Problem details
Reproduce the following lines verbatim.

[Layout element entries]
- - - - -
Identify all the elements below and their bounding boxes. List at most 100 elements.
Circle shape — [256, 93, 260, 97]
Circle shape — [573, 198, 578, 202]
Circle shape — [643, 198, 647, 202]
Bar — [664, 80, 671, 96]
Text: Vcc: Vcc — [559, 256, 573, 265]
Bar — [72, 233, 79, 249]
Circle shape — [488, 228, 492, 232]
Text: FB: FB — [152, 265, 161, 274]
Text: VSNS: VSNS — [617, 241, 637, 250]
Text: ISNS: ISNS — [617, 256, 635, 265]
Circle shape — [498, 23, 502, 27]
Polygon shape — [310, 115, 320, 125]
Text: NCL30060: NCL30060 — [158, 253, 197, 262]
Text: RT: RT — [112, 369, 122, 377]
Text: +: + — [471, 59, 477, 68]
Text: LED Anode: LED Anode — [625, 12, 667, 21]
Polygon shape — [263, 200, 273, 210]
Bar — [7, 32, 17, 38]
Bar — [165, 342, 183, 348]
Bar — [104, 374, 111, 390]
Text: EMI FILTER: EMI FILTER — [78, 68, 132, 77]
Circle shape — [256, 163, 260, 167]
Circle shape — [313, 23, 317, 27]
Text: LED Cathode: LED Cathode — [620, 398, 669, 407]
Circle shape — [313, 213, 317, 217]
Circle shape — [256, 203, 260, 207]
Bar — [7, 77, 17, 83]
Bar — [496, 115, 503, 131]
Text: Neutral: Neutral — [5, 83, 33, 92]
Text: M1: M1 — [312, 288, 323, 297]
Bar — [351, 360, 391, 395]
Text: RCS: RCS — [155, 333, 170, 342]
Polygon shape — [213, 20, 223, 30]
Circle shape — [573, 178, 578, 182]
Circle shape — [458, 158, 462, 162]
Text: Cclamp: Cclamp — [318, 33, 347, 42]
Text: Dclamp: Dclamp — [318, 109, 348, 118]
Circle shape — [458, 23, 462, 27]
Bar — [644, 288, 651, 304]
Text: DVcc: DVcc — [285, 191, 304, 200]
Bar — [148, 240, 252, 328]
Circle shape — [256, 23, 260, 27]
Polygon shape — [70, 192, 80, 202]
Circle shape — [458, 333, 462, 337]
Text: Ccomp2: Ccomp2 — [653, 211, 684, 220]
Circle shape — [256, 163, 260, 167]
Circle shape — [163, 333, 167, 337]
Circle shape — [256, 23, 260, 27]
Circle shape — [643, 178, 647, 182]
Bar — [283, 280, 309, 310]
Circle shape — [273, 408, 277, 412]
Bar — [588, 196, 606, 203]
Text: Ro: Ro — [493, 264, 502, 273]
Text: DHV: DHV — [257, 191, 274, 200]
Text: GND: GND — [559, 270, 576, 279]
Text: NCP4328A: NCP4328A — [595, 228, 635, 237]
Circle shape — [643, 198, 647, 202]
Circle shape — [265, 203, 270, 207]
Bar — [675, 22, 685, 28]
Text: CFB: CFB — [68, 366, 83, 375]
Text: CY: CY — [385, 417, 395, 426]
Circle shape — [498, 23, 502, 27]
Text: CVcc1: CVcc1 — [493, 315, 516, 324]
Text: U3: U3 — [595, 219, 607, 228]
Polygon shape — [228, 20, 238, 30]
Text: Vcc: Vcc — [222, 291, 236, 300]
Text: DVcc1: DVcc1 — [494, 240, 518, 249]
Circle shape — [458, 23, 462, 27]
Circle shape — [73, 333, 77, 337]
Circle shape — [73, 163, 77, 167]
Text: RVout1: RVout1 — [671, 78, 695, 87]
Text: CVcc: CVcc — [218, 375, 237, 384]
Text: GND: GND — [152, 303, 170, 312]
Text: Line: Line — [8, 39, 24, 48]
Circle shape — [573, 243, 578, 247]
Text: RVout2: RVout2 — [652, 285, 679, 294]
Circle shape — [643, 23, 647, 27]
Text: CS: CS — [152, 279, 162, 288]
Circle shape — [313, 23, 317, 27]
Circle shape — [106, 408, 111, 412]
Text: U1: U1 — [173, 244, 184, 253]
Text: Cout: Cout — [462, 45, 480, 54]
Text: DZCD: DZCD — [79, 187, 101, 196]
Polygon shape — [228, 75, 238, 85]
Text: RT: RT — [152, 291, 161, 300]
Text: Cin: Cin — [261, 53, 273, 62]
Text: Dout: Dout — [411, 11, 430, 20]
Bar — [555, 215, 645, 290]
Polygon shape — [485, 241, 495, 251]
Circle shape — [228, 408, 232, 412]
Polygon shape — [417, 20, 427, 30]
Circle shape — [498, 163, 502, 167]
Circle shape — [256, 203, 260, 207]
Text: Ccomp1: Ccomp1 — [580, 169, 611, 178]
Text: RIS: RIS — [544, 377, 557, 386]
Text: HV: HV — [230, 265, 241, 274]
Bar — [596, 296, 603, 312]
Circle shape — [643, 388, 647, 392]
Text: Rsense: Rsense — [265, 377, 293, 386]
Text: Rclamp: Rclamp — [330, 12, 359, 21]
- - - - -
Solution
Identify all the elements below and their bounding boxes. List at most 100 elements.
Circle shape — [256, 93, 260, 97]
Circle shape — [573, 198, 578, 202]
Circle shape — [643, 198, 647, 202]
Bar — [664, 80, 671, 96]
Text: Vcc: Vcc — [559, 256, 573, 265]
Bar — [72, 233, 79, 249]
Circle shape — [488, 228, 492, 232]
Text: FB: FB — [152, 265, 161, 274]
Text: VSNS: VSNS — [617, 241, 637, 250]
Text: ISNS: ISNS — [617, 256, 635, 265]
Circle shape — [498, 23, 502, 27]
Polygon shape — [310, 115, 320, 125]
Text: NCL30060: NCL30060 — [158, 253, 197, 262]
Text: RT: RT — [112, 369, 122, 377]
Text: +: + — [471, 59, 477, 68]
Text: LED Anode: LED Anode — [625, 12, 667, 21]
Polygon shape — [263, 200, 273, 210]
Bar — [7, 32, 17, 38]
Bar — [165, 342, 183, 348]
Bar — [104, 374, 111, 390]
Text: EMI FILTER: EMI FILTER — [78, 68, 132, 77]
Circle shape — [256, 163, 260, 167]
Circle shape — [313, 23, 317, 27]
Text: LED Cathode: LED Cathode — [620, 398, 669, 407]
Circle shape — [313, 213, 317, 217]
Circle shape — [256, 203, 260, 207]
Bar — [7, 77, 17, 83]
Bar — [496, 115, 503, 131]
Text: Neutral: Neutral — [5, 83, 33, 92]
Text: M1: M1 — [312, 288, 323, 297]
Bar — [351, 360, 391, 395]
Text: RCS: RCS — [155, 333, 170, 342]
Polygon shape — [213, 20, 223, 30]
Circle shape — [573, 178, 578, 182]
Circle shape — [458, 158, 462, 162]
Text: Cclamp: Cclamp — [318, 33, 347, 42]
Text: Dclamp: Dclamp — [318, 109, 348, 118]
Circle shape — [458, 23, 462, 27]
Bar — [644, 288, 651, 304]
Text: DVcc: DVcc — [285, 191, 304, 200]
Bar — [148, 240, 252, 328]
Circle shape — [256, 23, 260, 27]
Polygon shape — [70, 192, 80, 202]
Circle shape — [458, 333, 462, 337]
Text: Ccomp2: Ccomp2 — [653, 211, 684, 220]
Circle shape — [256, 163, 260, 167]
Circle shape — [163, 333, 167, 337]
Circle shape — [256, 23, 260, 27]
Circle shape — [643, 178, 647, 182]
Bar — [283, 280, 309, 310]
Circle shape — [273, 408, 277, 412]
Bar — [588, 196, 606, 203]
Text: Ro: Ro — [493, 264, 502, 273]
Text: DHV: DHV — [257, 191, 274, 200]
Text: GND: GND — [559, 270, 576, 279]
Text: NCP4328A: NCP4328A — [595, 228, 635, 237]
Circle shape — [643, 198, 647, 202]
Circle shape — [265, 203, 270, 207]
Bar — [675, 22, 685, 28]
Text: CFB: CFB — [68, 366, 83, 375]
Text: CY: CY — [385, 417, 395, 426]
Circle shape — [498, 23, 502, 27]
Text: CVcc1: CVcc1 — [493, 315, 516, 324]
Text: U3: U3 — [595, 219, 607, 228]
Polygon shape — [228, 20, 238, 30]
Text: Vcc: Vcc — [222, 291, 236, 300]
Text: DVcc1: DVcc1 — [494, 240, 518, 249]
Circle shape — [458, 23, 462, 27]
Circle shape — [73, 333, 77, 337]
Circle shape — [73, 163, 77, 167]
Text: RVout1: RVout1 — [671, 78, 695, 87]
Text: CVcc: CVcc — [218, 375, 237, 384]
Text: GND: GND — [152, 303, 170, 312]
Text: Line: Line — [8, 39, 24, 48]
Circle shape — [573, 243, 578, 247]
Text: RVout2: RVout2 — [652, 285, 679, 294]
Circle shape — [643, 23, 647, 27]
Text: CS: CS — [152, 279, 162, 288]
Circle shape — [313, 23, 317, 27]
Circle shape — [106, 408, 111, 412]
Text: U1: U1 — [173, 244, 184, 253]
Text: Cout: Cout — [462, 45, 480, 54]
Text: DZCD: DZCD — [79, 187, 101, 196]
Polygon shape — [228, 75, 238, 85]
Text: RT: RT — [152, 291, 161, 300]
Text: Cin: Cin — [261, 53, 273, 62]
Text: Dout: Dout — [411, 11, 430, 20]
Bar — [555, 215, 645, 290]
Polygon shape — [485, 241, 495, 251]
Circle shape — [228, 408, 232, 412]
Polygon shape — [417, 20, 427, 30]
Circle shape — [498, 163, 502, 167]
Circle shape — [256, 203, 260, 207]
Text: Ccomp1: Ccomp1 — [580, 169, 611, 178]
Text: RIS: RIS — [544, 377, 557, 386]
Text: HV: HV — [230, 265, 241, 274]
Bar — [596, 296, 603, 312]
Circle shape — [643, 388, 647, 392]
Text: Rsense: Rsense — [265, 377, 293, 386]
Text: Rclamp: Rclamp — [330, 12, 359, 21]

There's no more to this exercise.